Source data »
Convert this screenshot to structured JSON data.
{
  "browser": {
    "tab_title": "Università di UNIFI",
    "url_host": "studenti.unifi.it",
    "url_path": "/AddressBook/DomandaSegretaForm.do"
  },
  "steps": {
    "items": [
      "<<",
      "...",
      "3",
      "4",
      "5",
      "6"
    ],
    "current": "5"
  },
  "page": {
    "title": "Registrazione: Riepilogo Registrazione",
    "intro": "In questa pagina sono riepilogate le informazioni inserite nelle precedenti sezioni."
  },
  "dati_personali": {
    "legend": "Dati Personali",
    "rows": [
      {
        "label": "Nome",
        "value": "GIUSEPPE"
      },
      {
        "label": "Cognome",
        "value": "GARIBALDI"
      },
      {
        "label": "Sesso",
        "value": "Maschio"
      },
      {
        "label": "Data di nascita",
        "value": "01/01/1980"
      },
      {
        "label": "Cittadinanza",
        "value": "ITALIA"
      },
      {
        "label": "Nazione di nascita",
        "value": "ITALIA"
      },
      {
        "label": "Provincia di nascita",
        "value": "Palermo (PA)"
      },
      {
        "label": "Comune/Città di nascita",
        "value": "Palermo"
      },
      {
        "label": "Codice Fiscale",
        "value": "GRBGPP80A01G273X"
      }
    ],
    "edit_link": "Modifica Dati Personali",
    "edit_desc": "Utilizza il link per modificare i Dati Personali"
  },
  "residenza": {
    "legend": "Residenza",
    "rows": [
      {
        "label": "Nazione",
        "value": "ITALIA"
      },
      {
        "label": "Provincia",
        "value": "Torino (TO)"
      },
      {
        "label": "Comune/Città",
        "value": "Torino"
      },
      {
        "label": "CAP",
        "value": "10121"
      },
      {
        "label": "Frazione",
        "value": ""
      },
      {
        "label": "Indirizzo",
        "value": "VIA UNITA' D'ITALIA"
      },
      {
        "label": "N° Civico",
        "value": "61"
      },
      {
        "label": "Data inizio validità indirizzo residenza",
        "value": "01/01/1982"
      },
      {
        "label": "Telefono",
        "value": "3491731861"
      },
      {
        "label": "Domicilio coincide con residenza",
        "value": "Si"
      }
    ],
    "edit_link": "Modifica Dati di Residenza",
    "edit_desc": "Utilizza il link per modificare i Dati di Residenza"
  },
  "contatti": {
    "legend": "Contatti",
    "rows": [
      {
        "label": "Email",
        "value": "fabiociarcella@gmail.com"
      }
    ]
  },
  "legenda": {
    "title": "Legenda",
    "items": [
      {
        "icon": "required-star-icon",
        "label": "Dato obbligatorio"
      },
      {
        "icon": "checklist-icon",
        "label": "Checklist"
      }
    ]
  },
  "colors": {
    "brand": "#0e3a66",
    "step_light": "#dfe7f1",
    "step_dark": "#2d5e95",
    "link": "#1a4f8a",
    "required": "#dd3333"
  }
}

Written task »
Output the full listing without altering anything.

Full solution »
Convert this screenshot to structured JSON data.
{
  "browser": {
    "tab_title": "Università di UNIFI",
    "url_host": "studenti.unifi.it",
    "url_path": "/AddressBook/DomandaSegretaForm.do"
  },
  "steps": {
    "items": [
      "<<",
      "...",
      "3",
      "4",
      "5",
      "6"
    ],
    "current": "5"
  },
  "page": {
    "title": "Registrazione: Riepilogo Registrazione",
    "intro": "In questa pagina sono riepilogate le informazioni inserite nelle precedenti sezioni."
  },
  "dati_personali": {
    "legend": "Dati Personali",
    "rows": [
      {
        "label": "Nome",
        "value": "GIUSEPPE"
      },
      {
        "label": "Cognome",
        "value": "GARIBALDI"
      },
      {
        "label": "Sesso",
        "value": "Maschio"
      },
      {
        "label": "Data di nascita",
        "value": "01/01/1980"
      },
      {
        "label": "Cittadinanza",
        "value": "ITALIA"
      },
      {
        "label": "Nazione di nascita",
        "value": "ITALIA"
      },
      {
        "label": "Provincia di nascita",
        "value": "Palermo (PA)"
      },
      {
        "label": "Comune/Città di nascita",
        "value": "Palermo"
      },
      {
        "label": "Codice Fiscale",
        "value": "GRBGPP80A01G273X"
      }
    ],
    "edit_link": "Modifica Dati Personali",
    "edit_desc": "Utilizza il link per modificare i Dati Personali"
  },
  "residenza": {
    "legend": "Residenza",
    "rows": [
      {
        "label": "Nazione",
        "value": "ITALIA"
      },
      {
        "label": "Provincia",
        "value": "Torino (TO)"
      },
      {
        "label": "Comune/Città",
        "value": "Torino"
      },
      {
        "label": "CAP",
        "value": "10121"
      },
      {
        "label": "Frazione",
        "value": ""
      },
      {
        "label": "Indirizzo",
        "value": "VIA UNITA' D'ITALIA"
      },
      {
        "label": "N° Civico",
        "value": "61"
      },
      {
        "label": "Data inizio validità indirizzo residenza",
        "value": "01/01/1982"
      },
      {
        "label": "Telefono",
        "value": "3491731861"
      },
      {
        "label": "Domicilio coincide con residenza",
        "value": "Si"
      }
    ],
    "edit_link": "Modifica Dati di Residenza",
    "edit_desc": "Utilizza il link per modificare i Dati di Residenza"
  },
  "contatti": {
    "legend": "Contatti",
    "rows": [
      {
        "label": "Email",
        "value": "fabiociarcella@gmail.com"
      }
    ]
  },
  "legenda": {
    "title": "Legenda",
    "items": [
      {
        "icon": "required-star-icon",
        "label": "Dato obbligatorio"
      },
      {
        "icon": "checklist-icon",
        "label": "Checklist"
      }
    ]
  },
  "colors": {
    "brand": "#0e3a66",
    "step_light": "#dfe7f1",
    "step_dark": "#2d5e95",
    "link": "#1a4f8a",
    "required": "#dd3333"
  }
}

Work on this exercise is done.